Bendikowski: Das Helfersyndrom, ähnlich wie der Gutmensch, ist ein Kampfbegriff. Den müssen wir auch als solchen nehmen. Wo dieser Begriff auftaucht dürfen Sie sicher sein, dass die Helfer gezielt denunziert, pathologisiert werden. Nach meiner Beobachtung ist dies immer der Fall, wenn das politische Argument oder das rationale Argument aufgebraucht ist. Wenn Sie in der Flüchtlingsdebatte politisch nicht mehr weiterkommen, dann denunzieren Sie die Helfer. Wenn Sie mit einem Hilfeakt oder einer Hilfeleistung unzufrieden sind, aber kein Argument mehr finden, um sich damit inhaltlich auseinanderzusetzen, dann greifen Sie zu dem Begriff des Gutmenschen oder des Helfersyndroms, um sich dort Luft zu verschaffen. In der Regel ist das Argument dort einfach aufgebraucht.
Ellmenreich: Oder kann das auch eine Legitimierung dafür sein, warum man selbst nicht hilft? Mir ist da ein Zitat von Marie von Ebner-Eschenbach begegnet, die sagte, man kann nicht allen helfen, sagt der Engstirnige und hilft keinem.
"Wir alle haben Grenzen des Helfens"

══════════════════════════════

## Kurze Aufgabe 1
Kannst du alle Einträge aus der Sammlung von Layout-Annotationen Zeile für Zeile unverändert ausgeben und dabei die Bildplatzhalter weglassen?
Der Textausschnitt und die Einträge haben inhaltlich nichts miteinander zu tun.

Auszüge aus einer Sammlung von Layout-Annotationen
══════════════════════════════

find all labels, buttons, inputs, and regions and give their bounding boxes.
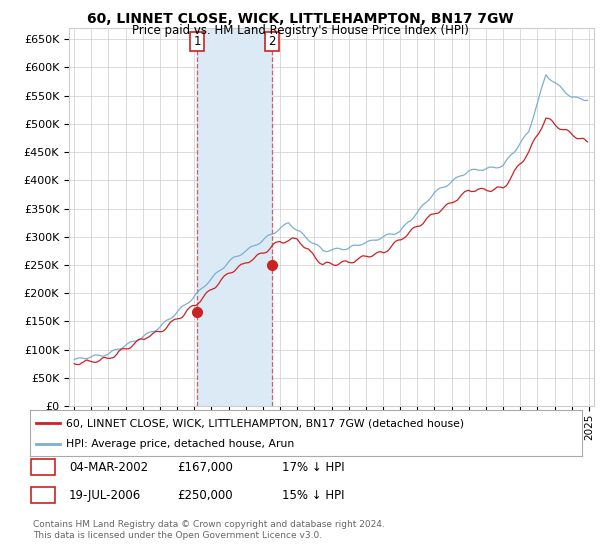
Text: 60, LINNET CLOSE, WICK, LITTLEHAMPTON, BN17 7GW (detached house): 60, LINNET CLOSE, WICK, LITTLEHAMPTON, B… bbox=[66, 418, 464, 428]
Text: 2: 2 bbox=[268, 35, 276, 48]
Text: 1: 1 bbox=[193, 35, 201, 48]
Text: £250,000: £250,000 bbox=[177, 488, 233, 502]
Text: £167,000: £167,000 bbox=[177, 460, 233, 474]
Text: HPI: Average price, detached house, Arun: HPI: Average price, detached house, Arun bbox=[66, 438, 294, 449]
Bar bbox=[197, 28, 272, 406]
Text: 19-JUL-2006: 19-JUL-2006 bbox=[69, 488, 141, 502]
Text: 60, LINNET CLOSE, WICK, LITTLEHAMPTON, BN17 7GW: 60, LINNET CLOSE, WICK, LITTLEHAMPTON, B… bbox=[86, 12, 514, 26]
Text: 17% ↓ HPI: 17% ↓ HPI bbox=[282, 460, 344, 474]
Text: 04-MAR-2002: 04-MAR-2002 bbox=[69, 460, 148, 474]
Text: 15% ↓ HPI: 15% ↓ HPI bbox=[282, 488, 344, 502]
Text: 2: 2 bbox=[39, 488, 46, 502]
Text: Price paid vs. HM Land Registry's House Price Index (HPI): Price paid vs. HM Land Registry's House … bbox=[131, 24, 469, 37]
Text: This data is licensed under the Open Government Licence v3.0.: This data is licensed under the Open Gov… bbox=[33, 531, 322, 540]
Text: 1: 1 bbox=[39, 460, 46, 474]
Text: Contains HM Land Registry data © Crown copyright and database right 2024.: Contains HM Land Registry data © Crown c… bbox=[33, 520, 385, 529]
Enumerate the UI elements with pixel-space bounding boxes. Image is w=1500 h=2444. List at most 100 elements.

══════════════════════════════

## Kurze Aufgabe 2
Wem schreibt der Textausschnitt das Zitat „man kann nicht allen helfen, sagt der Engstirnige und hilft keinem“ zu?

## Ausgearbeitete Lösung 1
find all labels, buttons, inputs, and regions and give their bounding boxes.
Text: 60, LINNET CLOSE, WICK, LITTLEHAMPTON, BN17 7GW (detached house): 60, LINNET CLOSE, WICK, LITTLEHAMPTON, B… bbox=[66, 418, 464, 428]
Text: 2: 2 bbox=[268, 35, 276, 48]
Text: 1: 1 bbox=[193, 35, 201, 48]
Text: £250,000: £250,000 bbox=[177, 488, 233, 502]
Text: £167,000: £167,000 bbox=[177, 460, 233, 474]
Text: HPI: Average price, detached house, Arun: HPI: Average price, detached house, Arun bbox=[66, 438, 294, 449]
Bar bbox=[197, 28, 272, 406]
Text: 19-JUL-2006: 19-JUL-2006 bbox=[69, 488, 141, 502]
Text: 60, LINNET CLOSE, WICK, LITTLEHAMPTON, BN17 7GW: 60, LINNET CLOSE, WICK, LITTLEHAMPTON, B… bbox=[86, 12, 514, 26]
Text: 17% ↓ HPI: 17% ↓ HPI bbox=[282, 460, 344, 474]
Text: 04-MAR-2002: 04-MAR-2002 bbox=[69, 460, 148, 474]
Text: 15% ↓ HPI: 15% ↓ HPI bbox=[282, 488, 344, 502]
Text: 2: 2 bbox=[39, 488, 46, 502]
Text: Price paid vs. HM Land Registry's House Price Index (HPI): Price paid vs. HM Land Registry's House … bbox=[131, 24, 469, 37]
Text: This data is licensed under the Open Government Licence v3.0.: This data is licensed under the Open Gov… bbox=[33, 531, 322, 540]
Text: 1: 1 bbox=[39, 460, 46, 474]
Text: Contains HM Land Registry data © Crown copyright and database right 2024.: Contains HM Land Registry data © Crown c… bbox=[33, 520, 385, 529]
Enumerate the UI elements with pixel-space bounding boxes. Image is w=1500 h=2444. List at most 100 elements.

## Ausgearbeitete Lösung 2
Marie von Ebner-Eschenbach.